▸ **Conjunto de dados**
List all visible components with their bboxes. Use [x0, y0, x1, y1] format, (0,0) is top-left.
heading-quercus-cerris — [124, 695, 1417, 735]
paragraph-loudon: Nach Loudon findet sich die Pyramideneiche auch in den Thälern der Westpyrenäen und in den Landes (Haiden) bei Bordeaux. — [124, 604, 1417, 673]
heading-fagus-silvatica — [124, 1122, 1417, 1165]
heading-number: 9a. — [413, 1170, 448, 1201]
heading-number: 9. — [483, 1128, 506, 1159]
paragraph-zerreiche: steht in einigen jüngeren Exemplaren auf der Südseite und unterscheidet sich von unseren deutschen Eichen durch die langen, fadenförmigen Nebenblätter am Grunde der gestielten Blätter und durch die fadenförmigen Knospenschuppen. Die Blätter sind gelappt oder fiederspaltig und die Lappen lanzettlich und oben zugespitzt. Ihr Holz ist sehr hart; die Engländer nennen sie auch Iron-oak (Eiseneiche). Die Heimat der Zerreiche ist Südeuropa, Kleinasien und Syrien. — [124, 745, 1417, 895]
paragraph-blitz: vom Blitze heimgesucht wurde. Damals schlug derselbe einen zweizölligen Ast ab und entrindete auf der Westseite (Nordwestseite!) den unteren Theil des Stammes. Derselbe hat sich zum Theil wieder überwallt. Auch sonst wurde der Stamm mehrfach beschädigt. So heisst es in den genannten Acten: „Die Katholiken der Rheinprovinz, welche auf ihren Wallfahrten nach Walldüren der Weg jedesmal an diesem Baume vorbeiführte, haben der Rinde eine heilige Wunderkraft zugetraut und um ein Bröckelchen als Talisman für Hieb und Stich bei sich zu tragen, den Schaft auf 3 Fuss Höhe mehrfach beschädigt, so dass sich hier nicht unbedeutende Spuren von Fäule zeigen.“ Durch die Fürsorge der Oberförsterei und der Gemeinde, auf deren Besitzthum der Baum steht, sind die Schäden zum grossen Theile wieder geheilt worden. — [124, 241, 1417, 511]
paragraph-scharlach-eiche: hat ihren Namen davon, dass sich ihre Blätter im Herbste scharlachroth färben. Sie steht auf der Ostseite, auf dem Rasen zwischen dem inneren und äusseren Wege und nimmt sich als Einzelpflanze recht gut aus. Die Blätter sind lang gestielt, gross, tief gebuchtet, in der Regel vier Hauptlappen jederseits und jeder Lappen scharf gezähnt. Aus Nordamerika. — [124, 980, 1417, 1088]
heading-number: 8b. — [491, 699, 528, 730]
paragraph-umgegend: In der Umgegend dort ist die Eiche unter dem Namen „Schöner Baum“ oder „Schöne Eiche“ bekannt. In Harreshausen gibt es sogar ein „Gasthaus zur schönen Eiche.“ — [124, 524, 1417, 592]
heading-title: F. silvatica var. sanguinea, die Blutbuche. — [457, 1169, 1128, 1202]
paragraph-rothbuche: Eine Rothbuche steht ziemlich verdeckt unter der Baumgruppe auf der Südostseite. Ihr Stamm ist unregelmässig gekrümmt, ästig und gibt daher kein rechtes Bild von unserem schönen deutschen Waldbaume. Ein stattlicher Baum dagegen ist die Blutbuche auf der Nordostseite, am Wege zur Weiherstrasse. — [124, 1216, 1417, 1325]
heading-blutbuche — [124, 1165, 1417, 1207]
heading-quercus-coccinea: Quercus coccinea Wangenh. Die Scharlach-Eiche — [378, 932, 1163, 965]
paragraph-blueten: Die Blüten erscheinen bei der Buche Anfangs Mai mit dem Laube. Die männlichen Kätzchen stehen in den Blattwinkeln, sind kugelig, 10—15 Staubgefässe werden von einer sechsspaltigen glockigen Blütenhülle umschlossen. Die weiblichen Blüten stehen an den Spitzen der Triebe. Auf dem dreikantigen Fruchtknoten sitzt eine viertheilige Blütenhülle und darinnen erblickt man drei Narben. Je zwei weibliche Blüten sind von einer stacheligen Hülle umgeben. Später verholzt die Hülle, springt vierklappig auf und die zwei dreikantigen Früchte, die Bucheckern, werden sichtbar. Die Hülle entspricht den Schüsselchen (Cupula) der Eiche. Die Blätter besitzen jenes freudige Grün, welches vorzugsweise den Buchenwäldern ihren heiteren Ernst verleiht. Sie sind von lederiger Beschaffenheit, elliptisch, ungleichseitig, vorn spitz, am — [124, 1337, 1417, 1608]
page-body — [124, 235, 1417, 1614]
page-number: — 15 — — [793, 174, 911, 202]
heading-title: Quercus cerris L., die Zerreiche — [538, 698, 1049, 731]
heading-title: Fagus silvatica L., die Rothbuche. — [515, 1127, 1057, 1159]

▸ **Objetivo**
Transcreva todos os registros acima em forma de lista numerada, sem incluir as linhas em branco.

▸ **Resultado do exercício**
1. List all visible components with their bboxes. Use [x0, y0, x1, y1] format, (0,0) is top-left.
2. heading-quercus-cerris — [124, 695, 1417, 735]
3. paragraph-loudon: Nach Loudon findet sich die Pyramideneiche auch in den Thälern der Westpyrenäen und in den Landes (Haiden) bei Bordeaux. — [124, 604, 1417, 673]
4. heading-fagus-silvatica — [124, 1122, 1417, 1165]
5. heading-number: 9a. — [413, 1170, 448, 1201]
6. heading-number: 9. — [483, 1128, 506, 1159]
7. paragraph-zerreiche: steht in einigen jüngeren Exemplaren auf der Südseite und unterscheidet sich von unseren deutschen Eichen durch die langen, fadenförmigen Nebenblätter am Grunde der gestielten Blätter und durch die fadenförmigen Knospenschuppen. Die Blätter sind gelappt oder fiederspaltig und die Lappen lanzettlich und oben zugespitzt. Ihr Holz ist sehr hart; die Engländer nennen sie auch Iron-oak (Eiseneiche). Die Heimat der Zerreiche ist Südeuropa, Kleinasien und Syrien. — [124, 745, 1417, 895]
8. paragraph-blitz: vom Blitze heimgesucht wurde. Damals schlug derselbe einen zweizölligen Ast ab und entrindete auf der Westseite (Nordwestseite!) den unteren Theil des Stammes. Derselbe hat sich zum Theil wieder überwallt. Auch sonst wurde der Stamm mehrfach beschädigt. So heisst es in den genannten Acten: „Die Katholiken der Rheinprovinz, welche auf ihren Wallfahrten nach Walldüren der Weg jedesmal an diesem Baume vorbeiführte, haben der Rinde eine heilige Wunderkraft zugetraut und um ein Bröckelchen als Talisman für Hieb und Stich bei sich zu tragen, den Schaft auf 3 Fuss Höhe mehrfach beschädigt, so dass sich hier nicht unbedeutende Spuren von Fäule zeigen.“ Durch die Fürsorge der Oberförsterei und der Gemeinde, auf deren Besitzthum der Baum steht, sind die Schäden zum grossen Theile wieder geheilt worden. — [124, 241, 1417, 511]
9. paragraph-scharlach-eiche: hat ihren Namen davon, dass sich ihre Blätter im Herbste scharlachroth färben. Sie steht auf der Ostseite, auf dem Rasen zwischen dem inneren und äusseren Wege und nimmt sich als Einzelpflanze recht gut aus. Die Blätter sind lang gestielt, gross, tief gebuchtet, in der Regel vier Hauptlappen jederseits und jeder Lappen scharf gezähnt. Aus Nordamerika. — [124, 980, 1417, 1088]
10. heading-number: 8b. — [491, 699, 528, 730]
11. paragraph-umgegend: In der Umgegend dort ist die Eiche unter dem Namen „Schöner Baum“ oder „Schöne Eiche“ bekannt. In Harreshausen gibt es sogar ein „Gasthaus zur schönen Eiche.“ — [124, 524, 1417, 592]
12. heading-title: F. silvatica var. sanguinea, die Blutbuche. — [457, 1169, 1128, 1202]
13. paragraph-rothbuche: Eine Rothbuche steht ziemlich verdeckt unter der Baumgruppe auf der Südostseite. Ihr Stamm ist unregelmässig gekrümmt, ästig und gibt daher kein rechtes Bild von unserem schönen deutschen Waldbaume. Ein stattlicher Baum dagegen ist die Blutbuche auf der Nordostseite, am Wege zur Weiherstrasse. — [124, 1216, 1417, 1325]
14. heading-blutbuche — [124, 1165, 1417, 1207]
15. heading-quercus-coccinea: Quercus coccinea Wangenh. Die Scharlach-Eiche — [378, 932, 1163, 965]
16. paragraph-blueten: Die Blüten erscheinen bei der Buche Anfangs Mai mit dem Laube. Die männlichen Kätzchen stehen in den Blattwinkeln, sind kugelig, 10—15 Staubgefässe werden von einer sechsspaltigen glockigen Blütenhülle umschlossen. Die weiblichen Blüten stehen an den Spitzen der Triebe. Auf dem dreikantigen Fruchtknoten sitzt eine viertheilige Blütenhülle und darinnen erblickt man drei Narben. Je zwei weibliche Blüten sind von einer stacheligen Hülle umgeben. Später verholzt die Hülle, springt vierklappig auf und die zwei dreikantigen Früchte, die Bucheckern, werden sichtbar. Die Hülle entspricht den Schüsselchen (Cupula) der Eiche. Die Blätter besitzen jenes freudige Grün, welches vorzugsweise den Buchenwäldern ihren heiteren Ernst verleiht. Sie sind von lederiger Beschaffenheit, elliptisch, ungleichseitig, vorn spitz, am — [124, 1337, 1417, 1608]
17. page-body — [124, 235, 1417, 1614]
18. page-number: — 15 — — [793, 174, 911, 202]
19. heading-title: Quercus cerris L., die Zerreiche — [538, 698, 1049, 731]
20. heading-title: Fagus silvatica L., die Rothbuche. — [515, 1127, 1057, 1159]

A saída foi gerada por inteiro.